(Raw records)
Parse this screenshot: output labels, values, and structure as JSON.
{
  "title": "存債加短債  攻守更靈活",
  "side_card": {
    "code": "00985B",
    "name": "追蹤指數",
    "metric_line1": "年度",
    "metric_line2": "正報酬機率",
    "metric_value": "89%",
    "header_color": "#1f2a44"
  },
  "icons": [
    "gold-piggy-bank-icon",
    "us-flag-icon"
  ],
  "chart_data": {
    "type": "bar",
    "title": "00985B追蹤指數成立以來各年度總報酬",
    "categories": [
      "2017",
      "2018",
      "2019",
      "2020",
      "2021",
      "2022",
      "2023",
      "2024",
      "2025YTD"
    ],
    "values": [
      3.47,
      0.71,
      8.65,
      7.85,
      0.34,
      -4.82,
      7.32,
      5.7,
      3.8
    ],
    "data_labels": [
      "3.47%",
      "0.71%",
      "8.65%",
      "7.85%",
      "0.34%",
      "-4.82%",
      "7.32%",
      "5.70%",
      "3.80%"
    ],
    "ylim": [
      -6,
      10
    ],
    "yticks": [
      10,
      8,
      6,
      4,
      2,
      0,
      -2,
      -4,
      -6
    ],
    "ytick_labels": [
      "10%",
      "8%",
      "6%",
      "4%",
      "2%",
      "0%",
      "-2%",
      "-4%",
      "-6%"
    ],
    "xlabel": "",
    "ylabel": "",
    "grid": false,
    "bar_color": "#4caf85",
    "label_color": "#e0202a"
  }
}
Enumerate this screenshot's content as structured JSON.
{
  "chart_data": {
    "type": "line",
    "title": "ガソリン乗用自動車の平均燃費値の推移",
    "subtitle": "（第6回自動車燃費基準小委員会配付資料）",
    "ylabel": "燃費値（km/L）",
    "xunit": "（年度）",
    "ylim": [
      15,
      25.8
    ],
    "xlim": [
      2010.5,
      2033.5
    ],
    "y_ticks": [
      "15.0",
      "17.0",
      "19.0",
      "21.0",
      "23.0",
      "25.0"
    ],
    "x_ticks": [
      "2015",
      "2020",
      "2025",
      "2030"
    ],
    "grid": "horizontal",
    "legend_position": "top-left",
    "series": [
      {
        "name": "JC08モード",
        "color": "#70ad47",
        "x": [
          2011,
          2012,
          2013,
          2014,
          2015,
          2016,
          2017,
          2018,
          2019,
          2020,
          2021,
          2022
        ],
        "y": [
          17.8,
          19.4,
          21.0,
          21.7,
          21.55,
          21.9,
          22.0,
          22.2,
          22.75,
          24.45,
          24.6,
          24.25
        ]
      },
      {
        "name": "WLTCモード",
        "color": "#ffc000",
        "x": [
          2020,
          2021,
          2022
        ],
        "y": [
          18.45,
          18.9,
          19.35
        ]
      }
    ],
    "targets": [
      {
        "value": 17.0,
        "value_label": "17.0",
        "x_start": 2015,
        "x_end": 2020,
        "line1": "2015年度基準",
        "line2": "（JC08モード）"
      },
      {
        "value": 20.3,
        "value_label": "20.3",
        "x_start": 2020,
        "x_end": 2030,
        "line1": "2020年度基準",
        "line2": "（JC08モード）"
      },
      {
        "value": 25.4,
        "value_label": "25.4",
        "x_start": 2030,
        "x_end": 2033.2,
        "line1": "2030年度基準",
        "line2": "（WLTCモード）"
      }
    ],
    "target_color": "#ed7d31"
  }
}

* What you are asked to do: Repeat the listing exactly, from its first line to its last.

* Exercise answer:
Parse this screenshot: output labels, values, and structure as JSON.
{
  "title": "存債加短債  攻守更靈活",
  "side_card": {
    "code": "00985B",
    "name": "追蹤指數",
    "metric_line1": "年度",
    "metric_line2": "正報酬機率",
    "metric_value": "89%",
    "header_color": "#1f2a44"
  },
  "icons": [
    "gold-piggy-bank-icon",
    "us-flag-icon"
  ],
  "chart_data": {
    "type": "bar",
    "title": "00985B追蹤指數成立以來各年度總報酬",
    "categories": [
      "2017",
      "2018",
      "2019",
      "2020",
      "2021",
      "2022",
      "2023",
      "2024",
      "2025YTD"
    ],
    "values": [
      3.47,
      0.71,
      8.65,
      7.85,
      0.34,
      -4.82,
      7.32,
      5.7,
      3.8
    ],
    "data_labels": [
      "3.47%",
      "0.71%",
      "8.65%",
      "7.85%",
      "0.34%",
      "-4.82%",
      "7.32%",
      "5.70%",
      "3.80%"
    ],
    "ylim": [
      -6,
      10
    ],
    "yticks": [
      10,
      8,
      6,
      4,
      2,
      0,
      -2,
      -4,
      -6
    ],
    "ytick_labels": [
      "10%",
      "8%",
      "6%",
      "4%",
      "2%",
      "0%",
      "-2%",
      "-4%",
      "-6%"
    ],
    "xlabel": "",
    "ylabel": "",
    "grid": false,
    "bar_color": "#4caf85",
    "label_color": "#e0202a"
  }
}
Enumerate this screenshot's content as structured JSON.
{
  "chart_data": {
    "type": "line",
    "title": "ガソリン乗用自動車の平均燃費値の推移",
    "subtitle": "（第6回自動車燃費基準小委員会配付資料）",
    "ylabel": "燃費値（km/L）",
    "xunit": "（年度）",
    "ylim": [
      15,
      25.8
    ],
    "xlim": [
      2010.5,
      2033.5
    ],
    "y_ticks": [
      "15.0",
      "17.0",
      "19.0",
      "21.0",
      "23.0",
      "25.0"
    ],
    "x_ticks": [
      "2015",
      "2020",
      "2025",
      "2030"
    ],
    "grid": "horizontal",
    "legend_position": "top-left",
    "series": [
      {
        "name": "JC08モード",
        "color": "#70ad47",
        "x": [
          2011,
          2012,
          2013,
          2014,
          2015,
          2016,
          2017,
          2018,
          2019,
          2020,
          2021,
          2022
        ],
        "y": [
          17.8,
          19.4,
          21.0,
          21.7,
          21.55,
          21.9,
          22.0,
          22.2,
          22.75,
          24.45,
          24.6,
          24.25
        ]
      },
      {
        "name": "WLTCモード",
        "color": "#ffc000",
        "x": [
          2020,
          2021,
          2022
        ],
        "y": [
          18.45,
          18.9,
          19.35
        ]
      }
    ],
    "targets": [
      {
        "value": 17.0,
        "value_label": "17.0",
        "x_start": 2015,
        "x_end": 2020,
        "line1": "2015年度基準",
        "line2": "（JC08モード）"
      },
      {
        "value": 20.3,
        "value_label": "20.3",
        "x_start": 2020,
        "x_end": 2030,
        "line1": "2020年度基準",
        "line2": "（JC08モード）"
      },
      {
        "value": 25.4,
        "value_label": "25.4",
        "x_start": 2030,
        "x_end": 2033.2,
        "line1": "2030年度基準",
        "line2": "（WLTCモード）"
      }
    ],
    "target_color": "#ed7d31"
  }
}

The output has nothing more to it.